## BEGIN Extracted material

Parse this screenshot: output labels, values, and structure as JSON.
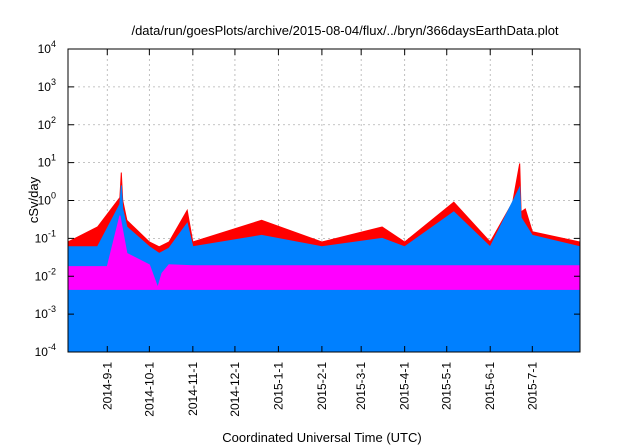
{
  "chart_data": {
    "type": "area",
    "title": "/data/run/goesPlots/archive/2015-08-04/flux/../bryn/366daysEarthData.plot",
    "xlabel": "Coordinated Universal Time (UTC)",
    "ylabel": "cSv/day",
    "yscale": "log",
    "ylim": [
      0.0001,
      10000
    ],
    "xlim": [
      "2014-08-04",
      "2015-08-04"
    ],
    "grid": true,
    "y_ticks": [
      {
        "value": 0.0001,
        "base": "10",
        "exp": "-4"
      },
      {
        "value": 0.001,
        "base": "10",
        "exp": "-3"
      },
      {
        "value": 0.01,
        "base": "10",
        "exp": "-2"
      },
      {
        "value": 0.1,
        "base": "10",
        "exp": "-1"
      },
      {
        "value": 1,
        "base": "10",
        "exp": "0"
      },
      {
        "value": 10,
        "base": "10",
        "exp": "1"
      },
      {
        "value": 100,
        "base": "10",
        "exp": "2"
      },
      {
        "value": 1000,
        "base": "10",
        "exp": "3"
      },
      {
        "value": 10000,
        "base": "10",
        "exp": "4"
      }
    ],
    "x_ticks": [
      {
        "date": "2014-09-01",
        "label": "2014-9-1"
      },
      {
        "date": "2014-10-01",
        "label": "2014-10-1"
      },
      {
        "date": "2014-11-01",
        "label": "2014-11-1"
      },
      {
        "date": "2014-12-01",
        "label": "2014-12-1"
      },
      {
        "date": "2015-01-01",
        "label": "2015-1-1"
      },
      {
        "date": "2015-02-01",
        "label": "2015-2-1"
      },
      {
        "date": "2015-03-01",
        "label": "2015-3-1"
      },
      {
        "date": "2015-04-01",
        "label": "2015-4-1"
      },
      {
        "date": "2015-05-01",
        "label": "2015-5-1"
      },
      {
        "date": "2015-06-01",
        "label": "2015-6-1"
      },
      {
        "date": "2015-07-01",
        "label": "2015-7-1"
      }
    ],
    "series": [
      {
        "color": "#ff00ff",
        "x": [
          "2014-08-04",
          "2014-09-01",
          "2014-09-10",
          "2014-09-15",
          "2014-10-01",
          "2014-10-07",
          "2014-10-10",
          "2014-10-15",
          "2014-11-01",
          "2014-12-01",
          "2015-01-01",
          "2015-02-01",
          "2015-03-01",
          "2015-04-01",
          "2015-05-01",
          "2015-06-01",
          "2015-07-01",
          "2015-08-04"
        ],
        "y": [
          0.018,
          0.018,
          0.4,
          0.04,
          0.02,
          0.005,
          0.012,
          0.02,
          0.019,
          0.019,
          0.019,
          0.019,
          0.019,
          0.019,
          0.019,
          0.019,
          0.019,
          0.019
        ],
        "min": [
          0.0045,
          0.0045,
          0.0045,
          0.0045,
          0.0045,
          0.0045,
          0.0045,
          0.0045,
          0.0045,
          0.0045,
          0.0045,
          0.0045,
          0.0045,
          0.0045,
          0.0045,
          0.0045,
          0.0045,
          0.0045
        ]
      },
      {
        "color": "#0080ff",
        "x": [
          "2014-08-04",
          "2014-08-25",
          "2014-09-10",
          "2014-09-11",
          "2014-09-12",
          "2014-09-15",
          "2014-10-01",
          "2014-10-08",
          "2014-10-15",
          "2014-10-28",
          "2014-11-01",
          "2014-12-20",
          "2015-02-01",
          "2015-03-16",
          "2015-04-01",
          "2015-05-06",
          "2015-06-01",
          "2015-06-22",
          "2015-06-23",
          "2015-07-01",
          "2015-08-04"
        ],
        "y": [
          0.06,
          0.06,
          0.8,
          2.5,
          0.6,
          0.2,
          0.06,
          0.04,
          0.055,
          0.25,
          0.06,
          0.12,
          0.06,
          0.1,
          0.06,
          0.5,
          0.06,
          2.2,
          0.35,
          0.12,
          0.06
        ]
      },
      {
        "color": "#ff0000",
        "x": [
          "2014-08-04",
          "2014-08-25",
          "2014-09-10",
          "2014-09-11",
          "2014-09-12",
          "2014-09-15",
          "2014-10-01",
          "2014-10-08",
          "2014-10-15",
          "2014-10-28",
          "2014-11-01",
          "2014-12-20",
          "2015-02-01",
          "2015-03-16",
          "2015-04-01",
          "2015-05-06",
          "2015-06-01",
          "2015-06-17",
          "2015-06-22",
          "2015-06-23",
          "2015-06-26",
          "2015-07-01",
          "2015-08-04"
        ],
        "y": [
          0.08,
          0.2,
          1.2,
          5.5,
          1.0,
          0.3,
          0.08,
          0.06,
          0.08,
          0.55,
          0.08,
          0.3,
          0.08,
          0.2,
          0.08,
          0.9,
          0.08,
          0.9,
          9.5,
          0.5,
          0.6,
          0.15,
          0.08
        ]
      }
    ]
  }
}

## END Extracted material

## Required work:
Using the records above, copy every line that has the word "date" in it.

## Correct response:
        "date": "2014-09-01",
        "date": "2014-10-01",
        "date": "2014-11-01",
        "date": "2014-12-01",
        "date": "2015-01-01",
        "date": "2015-02-01",
        "date": "2015-03-01",
        "date": "2015-04-01",
        "date": "2015-05-01",
        "date": "2015-06-01",
        "date": "2015-07-01",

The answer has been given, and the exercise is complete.